Written task - Transcribe the records exactly. Pictures do not belong in the transcription.

Recorded data:
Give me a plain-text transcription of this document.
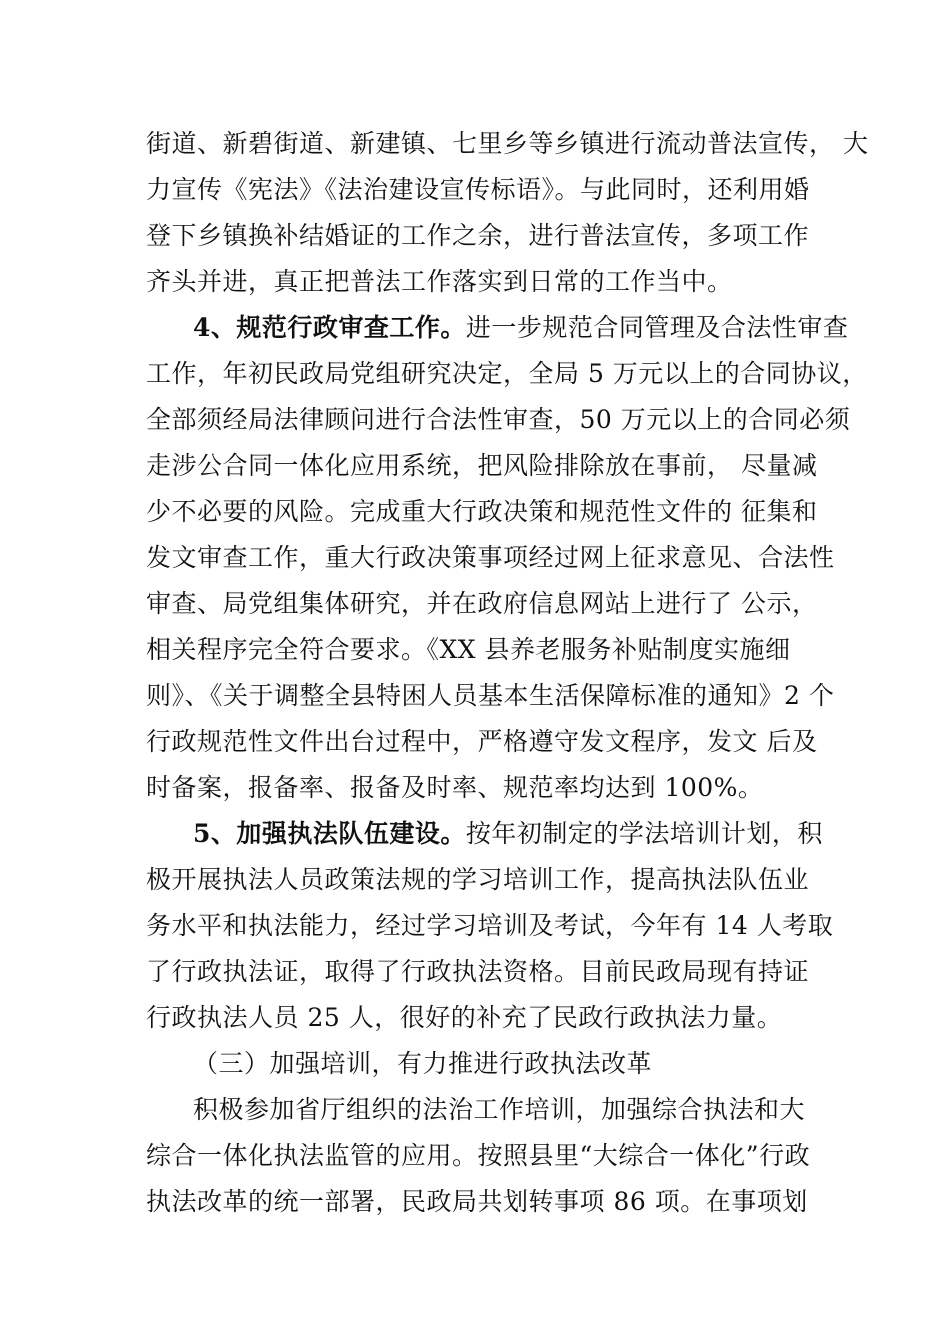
街道、新碧街道、新建镇、七里乡等乡镇进行流动普法宣传， 大
力宣传《宪法》《法治建设宣传标语》。与此同时，还利用婚
登下乡镇换补结婚证的工作之余，进行普法宣传，多项工作
齐头并进，真正把普法工作落实到日常的工作当中。
4、规范行政审查工作。进一步规范合同管理及合法性审查
工作，年初民政局党组研究决定，全局 5 万元以上的合同协议，
全部须经局法律顾问进行合法性审查，50 万元以上的合同必须
走涉公合同一体化应用系统，把风险排除放在事前， 尽量减
少不必要的风险。完成重大行政决策和规范性文件的 征集和
发文审查工作，重大行政决策事项经过网上征求意见、合法性
审查、局党组集体研究，并在政府信息网站上进行了 公示，
相关程序完全符合要求。《XX 县养老服务补贴制度实施细
则》、《关于调整全县特困人员基本生活保障标准的通知》2 个
行政规范性文件出台过程中，严格遵守发文程序，发文 后及
时备案，报备率、报备及时率、规范率均达到 100%。
5、加强执法队伍建设。按年初制定的学法培训计划，积
极开展执法人员政策法规的学习培训工作，提高执法队伍业
务水平和执法能力，经过学习培训及考试，今年有 14 人考取
了行政执法证，取得了行政执法资格。目前民政局现有持证
行政执法人员 25 人，很好的补充了民政行政执法力量。
（三）加强培训，有力推进行政执法改革
积极参加省厅组织的法治工作培训，加强综合执法和大
综合一体化执法监管的应用。按照县里“大综合一体化”行政
执法改革的统一部署，民政局共划转事项 86 项。在事项划
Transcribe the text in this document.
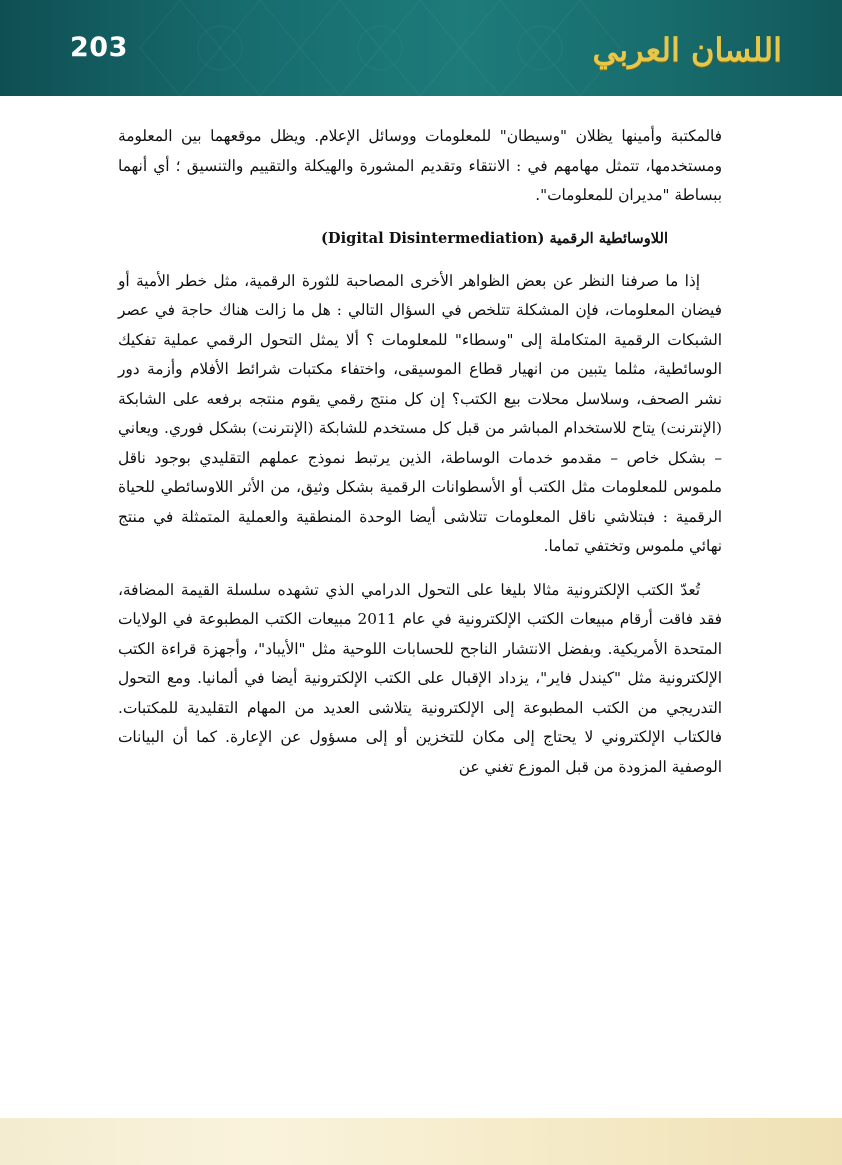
203	اللسان العربي

فالمكتبة وأمينها يظلان "وسيطان" للمعلومات ووسائل الإعلام. ويظل موقعهما بين المعلومة ومستخدمها، تتمثل مهامهم في : الانتقاء وتقديم المشورة والهيكلة والتقييم والتنسيق ؛ أي أنهما ببساطة "مديران للمعلومات".

اللاوسائطية الرقمية (Digital Disintermediation)

إذا ما صرفنا النظر عن بعض الظواهر الأخرى المصاحبة للثورة الرقمية، مثل خطر الأمية أو فيضان المعلومات، فإن المشكلة تتلخص في السؤال التالي : هل ما زالت هناك حاجة في عصر الشبكات الرقمية المتكاملة إلى "وسطاء" للمعلومات ؟ ألا يمثل التحول الرقمي عملية تفكيك الوسائطية، مثلما يتبين من انهيار قطاع الموسيقى، واختفاء مكتبات شرائط الأفلام وأزمة دور نشر الصحف، وسلاسل محلات بيع الكتب؟ إن كل منتج رقمي يقوم منتجه برفعه على الشابكة (الإنترنت) يتاح للاستخدام المباشر من قبل كل مستخدم للشابكة (الإنترنت) بشكل فوري. ويعاني – بشكل خاص – مقدمو خدمات الوساطة، الذين يرتبط نموذج عملهم التقليدي بوجود ناقل ملموس للمعلومات مثل الكتب أو الأسطوانات الرقمية بشكل وثيق، من الأثر اللاوسائطي للحياة الرقمية : فبتلاشي ناقل المعلومات تتلاشى أيضا الوحدة المنطقية والعملية المتمثلة في منتج نهائي ملموس وتختفي تماما.

تُعدّ الكتب الإلكترونية مثالا بليغا على التحول الدرامي الذي تشهده سلسلة القيمة المضافة، فقد فاقت أرقام مبيعات الكتب الإلكترونية في عام 2011 مبيعات الكتب المطبوعة في الولايات المتحدة الأمريكية. وبفضل الانتشار الناجح للحسابات اللوحية مثل "الأيباد"، وأجهزة قراءة الكتب الإلكترونية مثل "كيندل فاير"، يزداد الإقبال على الكتب الإلكترونية أيضا في ألمانيا. ومع التحول التدريجي من الكتب المطبوعة إلى الإلكترونية يتلاشى العديد من المهام التقليدية للمكتبات. فالكتاب الإلكتروني لا يحتاج إلى مكان للتخزين أو إلى مسؤول عن الإعارة. كما أن البيانات الوصفية المزودة من قبل الموزع تغني عن
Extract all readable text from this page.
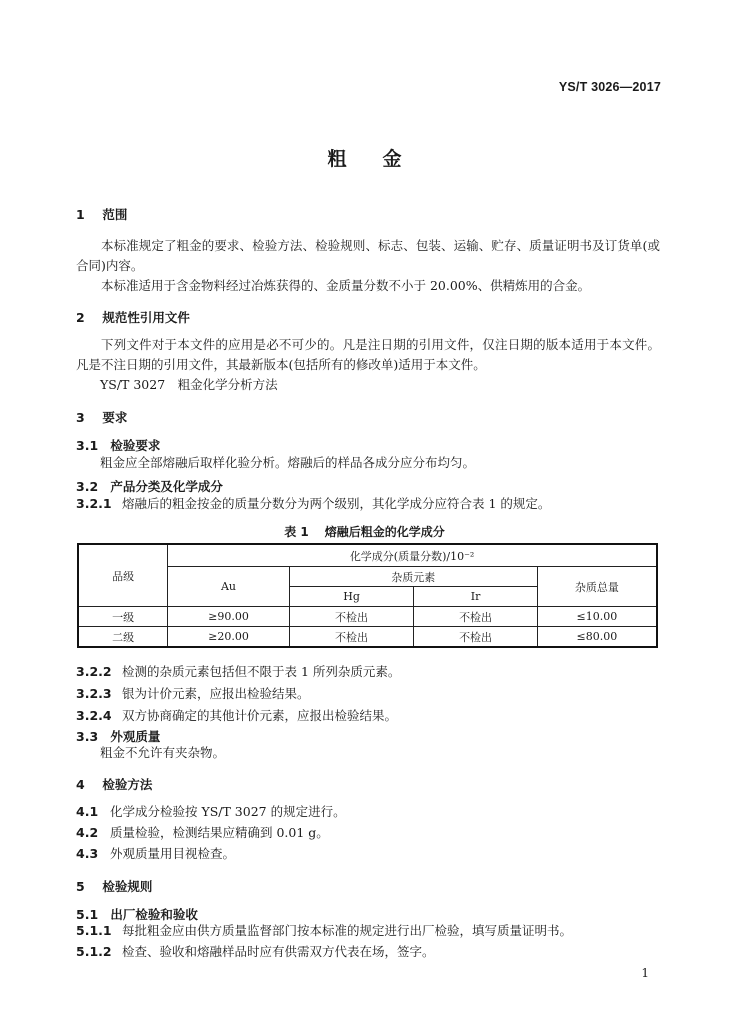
YS/T 3026—2017
粗金
1 范围
本标准规定了粗金的要求、检验方法、检验规则、标志、包装、运输、贮存、质量证明书及订货单(或合同)内容。
本标准适用于含金物料经过冶炼获得的、金质量分数不小于 20.00%、供精炼用的合金。
2 规范性引用文件
下列文件对于本文件的应用是必不可少的。凡是注日期的引用文件，仅注日期的版本适用于本文件。凡是不注日期的引用文件，其最新版本(包括所有的修改单)适用于本文件。
YS/T 3027　粗金化学分析方法
3 要求
3.1 检验要求
粗金应全部熔融后取样化验分析。熔融后的样品各成分应分布均匀。
3.2 产品分类及化学成分
3.2.1 熔融后的粗金按金的质量分数分为两个级别，其化学成分应符合表 1 的规定。
表 1 熔融后粗金的化学成分
品级	化学成分(质量分数)/10⁻²			
	Au	杂质元素		杂质总量
		Hg	Ir	
一级	≥90.00	不检出	不检出	≤10.00
二级	≥20.00	不检出	不检出	≤80.00
3.2.2 检测的杂质元素包括但不限于表 1 所列杂质元素。
3.2.3 银为计价元素，应报出检验结果。
3.2.4 双方协商确定的其他计价元素，应报出检验结果。
3.3 外观质量
粗金不允许有夹杂物。
4 检验方法
4.1 化学成分检验按 YS/T 3027 的规定进行。
4.2 质量检验，检测结果应精确到 0.01 g。
4.3 外观质量用目视检查。
5 检验规则
5.1 出厂检验和验收
5.1.1 每批粗金应由供方质量监督部门按本标准的规定进行出厂检验，填写质量证明书。
5.1.2 检查、验收和熔融样品时应有供需双方代表在场，签字。
1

Written solution -
Give me a plain-text transcription of this document.
街道、新碧街道、新建镇、七里乡等乡镇进行流动普法宣传， 大
力宣传《宪法》《法治建设宣传标语》。与此同时，还利用婚
登下乡镇换补结婚证的工作之余，进行普法宣传，多项工作
齐头并进，真正把普法工作落实到日常的工作当中。
4、规范行政审查工作。进一步规范合同管理及合法性审查
工作，年初民政局党组研究决定，全局 5 万元以上的合同协议，
全部须经局法律顾问进行合法性审查，50 万元以上的合同必须
走涉公合同一体化应用系统，把风险排除放在事前， 尽量减
少不必要的风险。完成重大行政决策和规范性文件的 征集和
发文审查工作，重大行政决策事项经过网上征求意见、合法性
审查、局党组集体研究，并在政府信息网站上进行了 公示，
相关程序完全符合要求。《XX 县养老服务补贴制度实施细
则》、《关于调整全县特困人员基本生活保障标准的通知》2 个
行政规范性文件出台过程中，严格遵守发文程序，发文 后及
时备案，报备率、报备及时率、规范率均达到 100%。
5、加强执法队伍建设。按年初制定的学法培训计划，积
极开展执法人员政策法规的学习培训工作，提高执法队伍业
务水平和执法能力，经过学习培训及考试，今年有 14 人考取
了行政执法证，取得了行政执法资格。目前民政局现有持证
行政执法人员 25 人，很好的补充了民政行政执法力量。
（三）加强培训，有力推进行政执法改革
积极参加省厅组织的法治工作培训，加强综合执法和大
综合一体化执法监管的应用。按照县里“大综合一体化”行政
执法改革的统一部署，民政局共划转事项 86 项。在事项划
Transcribe the text in this document.
203	اللسان العربي

فالمكتبة وأمينها يظلان "وسيطان" للمعلومات ووسائل الإعلام. ويظل موقعهما بين المعلومة ومستخدمها، تتمثل مهامهم في : الانتقاء وتقديم المشورة والهيكلة والتقييم والتنسيق ؛ أي أنهما ببساطة "مديران للمعلومات".

اللاوسائطية الرقمية (Digital Disintermediation)

إذا ما صرفنا النظر عن بعض الظواهر الأخرى المصاحبة للثورة الرقمية، مثل خطر الأمية أو فيضان المعلومات، فإن المشكلة تتلخص في السؤال التالي : هل ما زالت هناك حاجة في عصر الشبكات الرقمية المتكاملة إلى "وسطاء" للمعلومات ؟ ألا يمثل التحول الرقمي عملية تفكيك الوسائطية، مثلما يتبين من انهيار قطاع الموسيقى، واختفاء مكتبات شرائط الأفلام وأزمة دور نشر الصحف، وسلاسل محلات بيع الكتب؟ إن كل منتج رقمي يقوم منتجه برفعه على الشابكة (الإنترنت) يتاح للاستخدام المباشر من قبل كل مستخدم للشابكة (الإنترنت) بشكل فوري. ويعاني – بشكل خاص – مقدمو خدمات الوساطة، الذين يرتبط نموذج عملهم التقليدي بوجود ناقل ملموس للمعلومات مثل الكتب أو الأسطوانات الرقمية بشكل وثيق، من الأثر اللاوسائطي للحياة الرقمية : فبتلاشي ناقل المعلومات تتلاشى أيضا الوحدة المنطقية والعملية المتمثلة في منتج نهائي ملموس وتختفي تماما.

تُعدّ الكتب الإلكترونية مثالا بليغا على التحول الدرامي الذي تشهده سلسلة القيمة المضافة، فقد فاقت أرقام مبيعات الكتب الإلكترونية في عام 2011 مبيعات الكتب المطبوعة في الولايات المتحدة الأمريكية. وبفضل الانتشار الناجح للحسابات اللوحية مثل "الأيباد"، وأجهزة قراءة الكتب الإلكترونية مثل "كيندل فاير"، يزداد الإقبال على الكتب الإلكترونية أيضا في ألمانيا. ومع التحول التدريجي من الكتب المطبوعة إلى الإلكترونية يتلاشى العديد من المهام التقليدية للمكتبات. فالكتاب الإلكتروني لا يحتاج إلى مكان للتخزين أو إلى مسؤول عن الإعارة. كما أن البيانات الوصفية المزودة من قبل الموزع تغني عن
Extract all readable text from this page.
YS/T 3026—2017
粗金
1 范围
本标准规定了粗金的要求、检验方法、检验规则、标志、包装、运输、贮存、质量证明书及订货单(或合同)内容。
本标准适用于含金物料经过冶炼获得的、金质量分数不小于 20.00%、供精炼用的合金。
2 规范性引用文件
下列文件对于本文件的应用是必不可少的。凡是注日期的引用文件，仅注日期的版本适用于本文件。凡是不注日期的引用文件，其最新版本(包括所有的修改单)适用于本文件。
YS/T 3027　粗金化学分析方法
3 要求
3.1 检验要求
粗金应全部熔融后取样化验分析。熔融后的样品各成分应分布均匀。
3.2 产品分类及化学成分
3.2.1 熔融后的粗金按金的质量分数分为两个级别，其化学成分应符合表 1 的规定。
表 1 熔融后粗金的化学成分
品级	化学成分(质量分数)/10⁻²			
	Au	杂质元素		杂质总量
		Hg	Ir	
一级	≥90.00	不检出	不检出	≤10.00
二级	≥20.00	不检出	不检出	≤80.00
3.2.2 检测的杂质元素包括但不限于表 1 所列杂质元素。
3.2.3 银为计价元素，应报出检验结果。
3.2.4 双方协商确定的其他计价元素，应报出检验结果。
3.3 外观质量
粗金不允许有夹杂物。
4 检验方法
4.1 化学成分检验按 YS/T 3027 的规定进行。
4.2 质量检验，检测结果应精确到 0.01 g。
4.3 外观质量用目视检查。
5 检验规则
5.1 出厂检验和验收
5.1.1 每批粗金应由供方质量监督部门按本标准的规定进行出厂检验，填写质量证明书。
5.1.2 检查、验收和熔融样品时应有供需双方代表在场，签字。
1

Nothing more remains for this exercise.